WHAT THIS TASK INVOLVES:
Pick every line with "name" from the material below.

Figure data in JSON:
______
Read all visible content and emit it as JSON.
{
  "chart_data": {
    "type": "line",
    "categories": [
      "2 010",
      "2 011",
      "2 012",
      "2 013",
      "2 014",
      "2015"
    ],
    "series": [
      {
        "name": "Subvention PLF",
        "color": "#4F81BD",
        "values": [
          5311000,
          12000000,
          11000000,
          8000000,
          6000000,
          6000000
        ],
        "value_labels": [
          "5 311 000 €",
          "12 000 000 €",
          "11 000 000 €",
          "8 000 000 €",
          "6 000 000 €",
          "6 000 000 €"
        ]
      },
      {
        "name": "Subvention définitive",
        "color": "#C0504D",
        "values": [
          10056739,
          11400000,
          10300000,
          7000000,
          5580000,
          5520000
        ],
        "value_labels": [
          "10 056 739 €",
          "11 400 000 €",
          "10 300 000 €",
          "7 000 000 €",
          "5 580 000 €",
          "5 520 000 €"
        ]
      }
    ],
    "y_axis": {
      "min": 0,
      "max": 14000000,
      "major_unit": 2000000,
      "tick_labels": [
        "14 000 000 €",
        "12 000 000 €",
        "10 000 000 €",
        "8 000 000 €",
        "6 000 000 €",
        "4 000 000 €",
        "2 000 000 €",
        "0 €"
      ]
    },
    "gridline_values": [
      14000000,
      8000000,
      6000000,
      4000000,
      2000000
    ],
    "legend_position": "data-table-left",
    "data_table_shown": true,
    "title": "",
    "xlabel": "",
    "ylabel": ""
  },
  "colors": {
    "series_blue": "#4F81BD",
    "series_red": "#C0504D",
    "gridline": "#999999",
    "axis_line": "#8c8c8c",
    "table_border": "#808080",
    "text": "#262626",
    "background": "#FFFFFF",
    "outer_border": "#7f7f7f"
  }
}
______
PROBLEM SOLUTION:
        "name": "Subvention PLF",
        "name": "Subvention définitive",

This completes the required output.